== DATASET ROWS

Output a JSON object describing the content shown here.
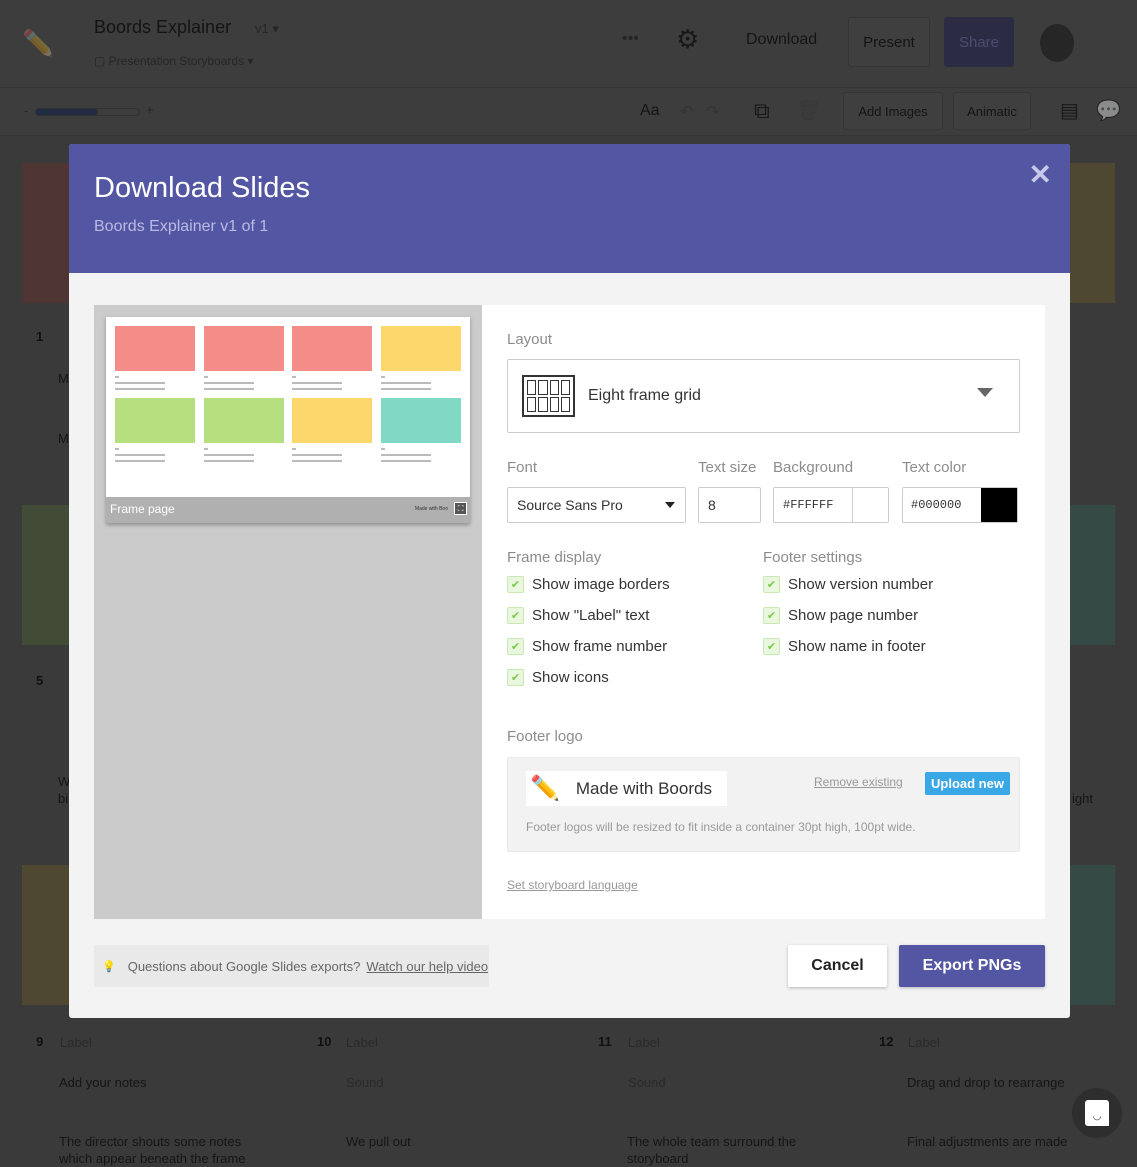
{
  "app": {
    "title": "Boords Explainer",
    "version": "v1",
    "project": "Presentation Storyboards",
    "download_label": "Download",
    "present_label": "Present",
    "share_label": "Share",
    "font_button": "Aa",
    "add_images_label": "Add Images",
    "animatic_label": "Animatic",
    "zoom_minus": "-",
    "zoom_plus": "+",
    "zoom_level": 0.7
  },
  "storyboard": {
    "frames": [
      {
        "number": "1",
        "note": "M",
        "note2": "M"
      },
      {
        "number": "5",
        "note": "W",
        "note2": "bi"
      },
      {
        "number": "9",
        "label": "Label",
        "sound": "Add your notes",
        "action": "The director shouts some notes which appear beneath the frame"
      },
      {
        "number": "10",
        "label": "Label",
        "sound": "Sound",
        "action": "We pull out"
      },
      {
        "number": "11",
        "label": "Label",
        "sound": "Sound",
        "action": "The whole team surround the storyboard"
      },
      {
        "number": "12",
        "label": "Label",
        "sound": "Drag and drop to rearrange",
        "action": "Final adjustments are made"
      }
    ],
    "right_fragment": "ight"
  },
  "modal": {
    "title": "Download Slides",
    "subtitle": "Boords Explainer v1 of 1",
    "close_icon": "close-icon",
    "preview": {
      "footer_label": "Frame page",
      "footer_logo_text": "Made with Boo",
      "thumb_colors": [
        "#f48c88",
        "#f48c88",
        "#f48c88",
        "#fcd86c",
        "#b6e07f",
        "#b6e07f",
        "#fcd86c",
        "#80d9c4"
      ]
    },
    "layout": {
      "label": "Layout",
      "value": "Eight frame grid"
    },
    "font": {
      "label": "Font",
      "value": "Source Sans Pro"
    },
    "text_size": {
      "label": "Text size",
      "value": "8"
    },
    "background": {
      "label": "Background",
      "value": "#FFFFFF",
      "swatch": "#FFFFFF"
    },
    "text_color": {
      "label": "Text color",
      "value": "#000000",
      "swatch": "#000000"
    },
    "frame_display": {
      "label": "Frame display",
      "options": [
        {
          "label": "Show image borders",
          "checked": true
        },
        {
          "label": "Show \"Label\" text",
          "checked": true
        },
        {
          "label": "Show frame number",
          "checked": true
        },
        {
          "label": "Show icons",
          "checked": true
        }
      ]
    },
    "footer_settings": {
      "label": "Footer settings",
      "options": [
        {
          "label": "Show version number",
          "checked": true
        },
        {
          "label": "Show page number",
          "checked": true
        },
        {
          "label": "Show name in footer",
          "checked": true
        }
      ]
    },
    "footer_logo": {
      "label": "Footer logo",
      "logo_text": "Made with Boords",
      "remove_label": "Remove existing",
      "upload_label": "Upload new",
      "hint": "Footer logos will be resized to fit inside a container 30pt high, 100pt wide."
    },
    "language_link": "Set storyboard language",
    "help": {
      "text": "Questions about Google Slides exports?",
      "link": "Watch our help video"
    },
    "cancel_label": "Cancel",
    "export_label": "Export PNGs",
    "colors": {
      "header": "#5356a3",
      "export": "#5356a3",
      "upload": "#3aa8e6",
      "check": "#7bc84a"
    }
  }
}
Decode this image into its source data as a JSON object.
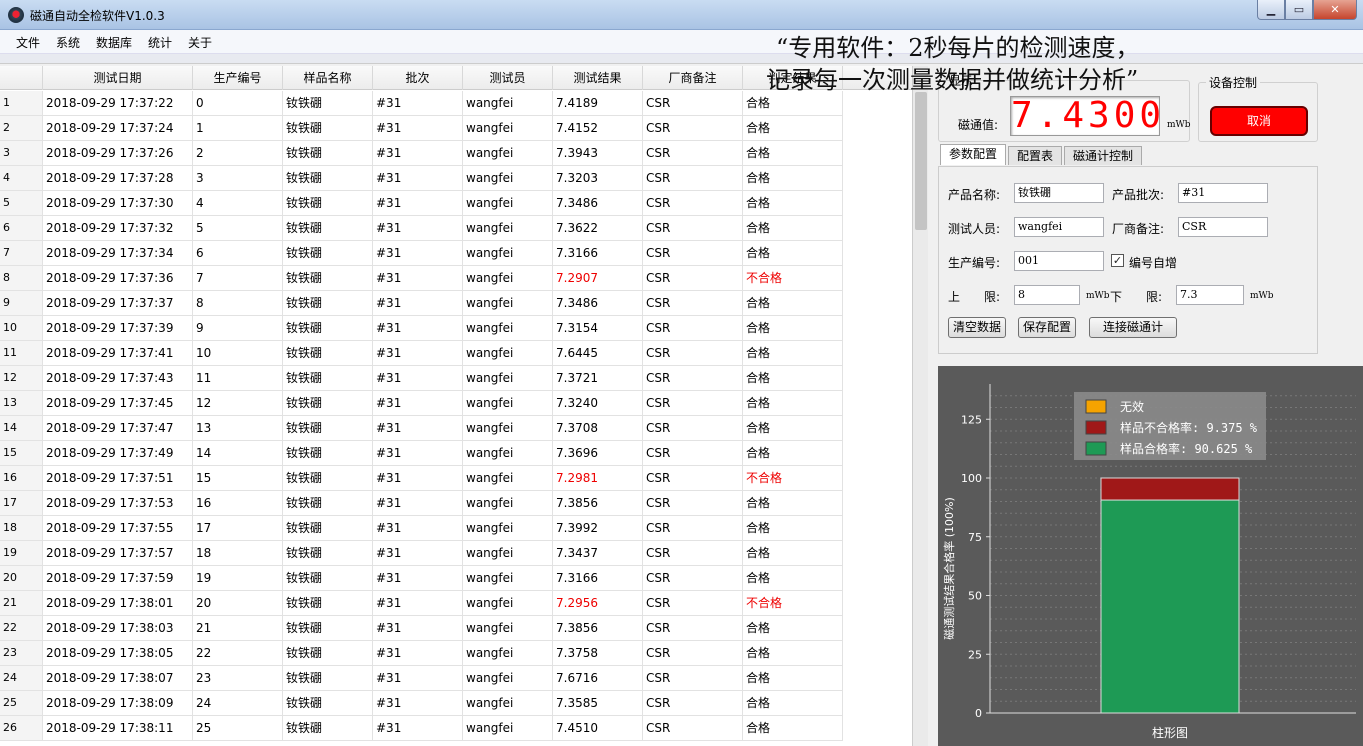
{
  "window": {
    "title": "磁通自动全检软件V1.0.3"
  },
  "menu": [
    "文件",
    "系统",
    "数据库",
    "统计",
    "关于"
  ],
  "overlay": {
    "line1": "“专用软件：2秒每片的检测速度，",
    "line2": "记录每一次测量数据并做统计分析”"
  },
  "table": {
    "headers": [
      "测试日期",
      "生产编号",
      "样品名称",
      "批次",
      "测试员",
      "测试结果",
      "厂商备注",
      "判定结果"
    ],
    "rows": [
      [
        "1",
        "2018-09-29 17:37:22",
        "0",
        "钕铁硼",
        "#31",
        "wangfei",
        "7.4189",
        "CSR",
        "合格"
      ],
      [
        "2",
        "2018-09-29 17:37:24",
        "1",
        "钕铁硼",
        "#31",
        "wangfei",
        "7.4152",
        "CSR",
        "合格"
      ],
      [
        "3",
        "2018-09-29 17:37:26",
        "2",
        "钕铁硼",
        "#31",
        "wangfei",
        "7.3943",
        "CSR",
        "合格"
      ],
      [
        "4",
        "2018-09-29 17:37:28",
        "3",
        "钕铁硼",
        "#31",
        "wangfei",
        "7.3203",
        "CSR",
        "合格"
      ],
      [
        "5",
        "2018-09-29 17:37:30",
        "4",
        "钕铁硼",
        "#31",
        "wangfei",
        "7.3486",
        "CSR",
        "合格"
      ],
      [
        "6",
        "2018-09-29 17:37:32",
        "5",
        "钕铁硼",
        "#31",
        "wangfei",
        "7.3622",
        "CSR",
        "合格"
      ],
      [
        "7",
        "2018-09-29 17:37:34",
        "6",
        "钕铁硼",
        "#31",
        "wangfei",
        "7.3166",
        "CSR",
        "合格"
      ],
      [
        "8",
        "2018-09-29 17:37:36",
        "7",
        "钕铁硼",
        "#31",
        "wangfei",
        "7.2907",
        "CSR",
        "不合格"
      ],
      [
        "9",
        "2018-09-29 17:37:37",
        "8",
        "钕铁硼",
        "#31",
        "wangfei",
        "7.3486",
        "CSR",
        "合格"
      ],
      [
        "10",
        "2018-09-29 17:37:39",
        "9",
        "钕铁硼",
        "#31",
        "wangfei",
        "7.3154",
        "CSR",
        "合格"
      ],
      [
        "11",
        "2018-09-29 17:37:41",
        "10",
        "钕铁硼",
        "#31",
        "wangfei",
        "7.6445",
        "CSR",
        "合格"
      ],
      [
        "12",
        "2018-09-29 17:37:43",
        "11",
        "钕铁硼",
        "#31",
        "wangfei",
        "7.3721",
        "CSR",
        "合格"
      ],
      [
        "13",
        "2018-09-29 17:37:45",
        "12",
        "钕铁硼",
        "#31",
        "wangfei",
        "7.3240",
        "CSR",
        "合格"
      ],
      [
        "14",
        "2018-09-29 17:37:47",
        "13",
        "钕铁硼",
        "#31",
        "wangfei",
        "7.3708",
        "CSR",
        "合格"
      ],
      [
        "15",
        "2018-09-29 17:37:49",
        "14",
        "钕铁硼",
        "#31",
        "wangfei",
        "7.3696",
        "CSR",
        "合格"
      ],
      [
        "16",
        "2018-09-29 17:37:51",
        "15",
        "钕铁硼",
        "#31",
        "wangfei",
        "7.2981",
        "CSR",
        "不合格"
      ],
      [
        "17",
        "2018-09-29 17:37:53",
        "16",
        "钕铁硼",
        "#31",
        "wangfei",
        "7.3856",
        "CSR",
        "合格"
      ],
      [
        "18",
        "2018-09-29 17:37:55",
        "17",
        "钕铁硼",
        "#31",
        "wangfei",
        "7.3992",
        "CSR",
        "合格"
      ],
      [
        "19",
        "2018-09-29 17:37:57",
        "18",
        "钕铁硼",
        "#31",
        "wangfei",
        "7.3437",
        "CSR",
        "合格"
      ],
      [
        "20",
        "2018-09-29 17:37:59",
        "19",
        "钕铁硼",
        "#31",
        "wangfei",
        "7.3166",
        "CSR",
        "合格"
      ],
      [
        "21",
        "2018-09-29 17:38:01",
        "20",
        "钕铁硼",
        "#31",
        "wangfei",
        "7.2956",
        "CSR",
        "不合格"
      ],
      [
        "22",
        "2018-09-29 17:38:03",
        "21",
        "钕铁硼",
        "#31",
        "wangfei",
        "7.3856",
        "CSR",
        "合格"
      ],
      [
        "23",
        "2018-09-29 17:38:05",
        "22",
        "钕铁硼",
        "#31",
        "wangfei",
        "7.3758",
        "CSR",
        "合格"
      ],
      [
        "24",
        "2018-09-29 17:38:07",
        "23",
        "钕铁硼",
        "#31",
        "wangfei",
        "7.6716",
        "CSR",
        "合格"
      ],
      [
        "25",
        "2018-09-29 17:38:09",
        "24",
        "钕铁硼",
        "#31",
        "wangfei",
        "7.3585",
        "CSR",
        "合格"
      ],
      [
        "26",
        "2018-09-29 17:38:11",
        "25",
        "钕铁硼",
        "#31",
        "wangfei",
        "7.4510",
        "CSR",
        "合格"
      ]
    ],
    "fail_value": "不合格"
  },
  "flux": {
    "group_title": "显示",
    "label": "磁通值:",
    "value": "7.4300",
    "unit": "mWb"
  },
  "device": {
    "group_title": "设备控制",
    "cancel_label": "取消"
  },
  "tabs": [
    "参数配置",
    "配置表",
    "磁通计控制"
  ],
  "config": {
    "product_name_label": "产品名称:",
    "product_name": "钕铁硼",
    "batch_label": "产品批次:",
    "batch": "#31",
    "tester_label": "测试人员:",
    "tester": "wangfei",
    "vendor_label": "厂商备注:",
    "vendor": "CSR",
    "serial_label": "生产编号:",
    "serial": "001",
    "auto_increment_label": "编号自增",
    "upper_label": "上　　限:",
    "upper": "8",
    "lower_label": "下　　限:",
    "lower": "7.3",
    "unit": "mWb",
    "clear_label": "清空数据",
    "save_label": "保存配置",
    "connect_label": "连接磁通计"
  },
  "chart_data": {
    "type": "bar",
    "categories": [
      "柱形图"
    ],
    "series": [
      {
        "name": "样品合格率: 90.625 %",
        "values": [
          90.625
        ],
        "color": "#1e9a55"
      },
      {
        "name": "样品不合格率: 9.375 %",
        "values": [
          9.375
        ],
        "color": "#a01818"
      },
      {
        "name": "无效",
        "values": [
          0
        ],
        "color": "#f5a300"
      }
    ],
    "stacked": true,
    "ylabel": "磁通测试结果合格率 (100%)",
    "ylim": [
      0,
      140
    ],
    "yticks": [
      0,
      25,
      50,
      75,
      100,
      125
    ],
    "legend": "top-right",
    "grid": true
  }
}
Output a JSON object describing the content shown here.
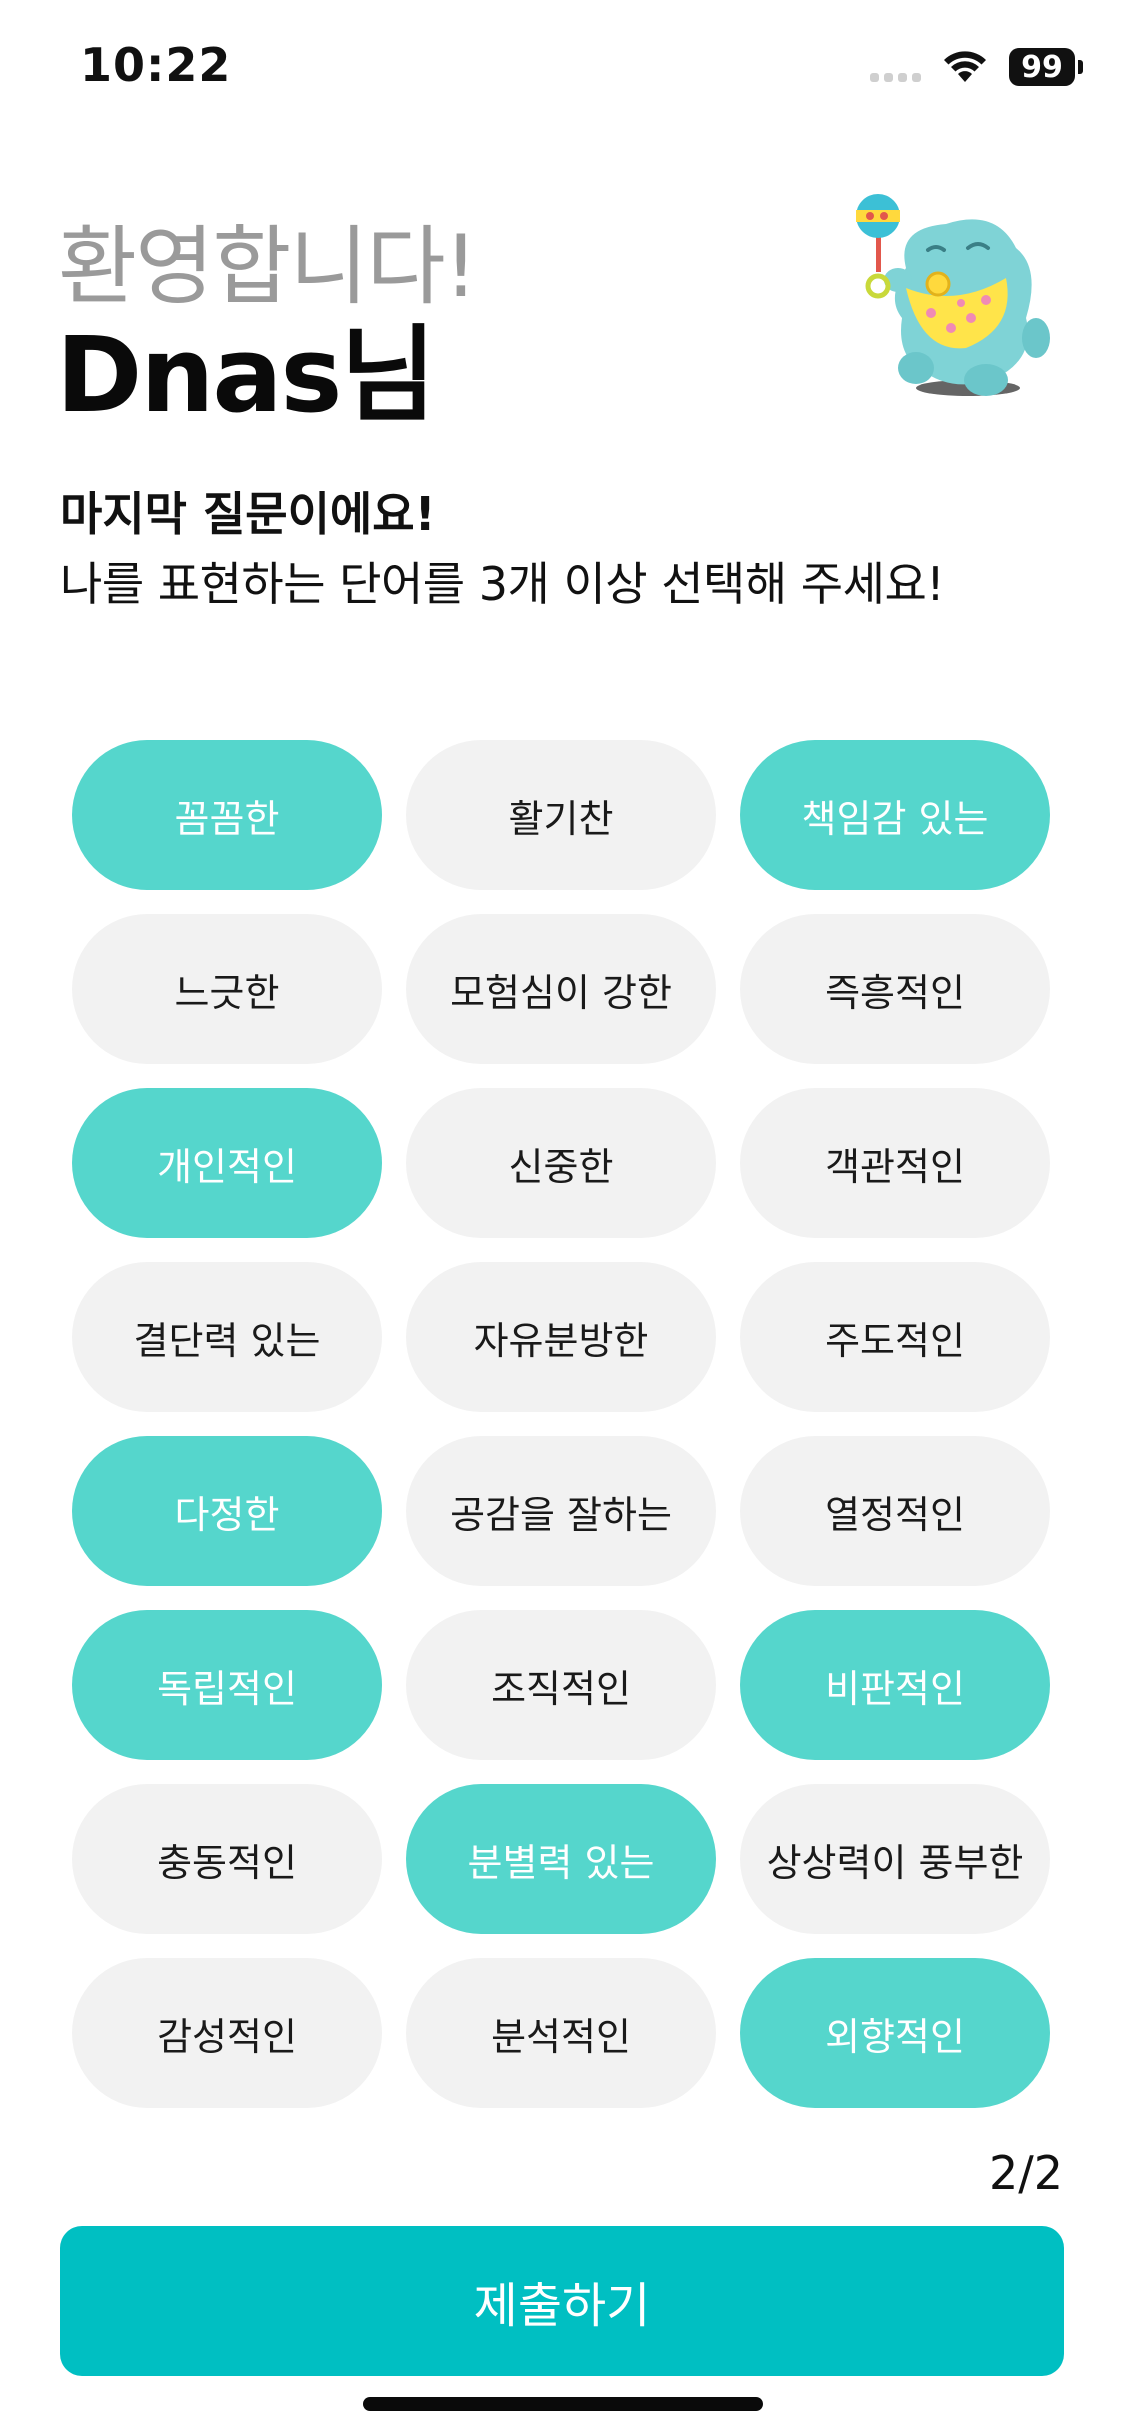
{
  "status_bar": {
    "time": "10:22",
    "battery": "99",
    "icons": [
      "signal-icon",
      "wifi-icon",
      "battery-icon"
    ]
  },
  "header": {
    "welcome": "환영합니다!",
    "user_name": "Dnas님"
  },
  "question": {
    "title": "마지막 질문이에요!",
    "subtitle": "나를 표현하는 단어를 3개 이상 선택해 주세요!"
  },
  "chips": [
    {
      "label": "꼼꼼한",
      "selected": true
    },
    {
      "label": "활기찬",
      "selected": false
    },
    {
      "label": "책임감 있는",
      "selected": true
    },
    {
      "label": "느긋한",
      "selected": false
    },
    {
      "label": "모험심이 강한",
      "selected": false
    },
    {
      "label": "즉흥적인",
      "selected": false
    },
    {
      "label": "개인적인",
      "selected": true
    },
    {
      "label": "신중한",
      "selected": false
    },
    {
      "label": "객관적인",
      "selected": false
    },
    {
      "label": "결단력 있는",
      "selected": false
    },
    {
      "label": "자유분방한",
      "selected": false
    },
    {
      "label": "주도적인",
      "selected": false
    },
    {
      "label": "다정한",
      "selected": true
    },
    {
      "label": "공감을 잘하는",
      "selected": false
    },
    {
      "label": "열정적인",
      "selected": false
    },
    {
      "label": "독립적인",
      "selected": true
    },
    {
      "label": "조직적인",
      "selected": false
    },
    {
      "label": "비판적인",
      "selected": true
    },
    {
      "label": "충동적인",
      "selected": false
    },
    {
      "label": "분별력 있는",
      "selected": true
    },
    {
      "label": "상상력이 풍부한",
      "selected": false
    },
    {
      "label": "감성적인",
      "selected": false
    },
    {
      "label": "분석적인",
      "selected": false
    },
    {
      "label": "외향적인",
      "selected": true
    }
  ],
  "page_indicator": "2/2",
  "submit_label": "제출하기",
  "colors": {
    "chip_selected": "#55d6cc",
    "chip_unselected": "#f2f2f2",
    "submit_button": "#00bfc2",
    "welcome_text": "#9a9a9a"
  }
}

====

- _TASK TO CARRY OUT_
All lines in the data that contain the word "Slides" should be copied.

- _RESULT BELOW_
    "title": "Download Slides",
      "text": "Questions about Google Slides exports?",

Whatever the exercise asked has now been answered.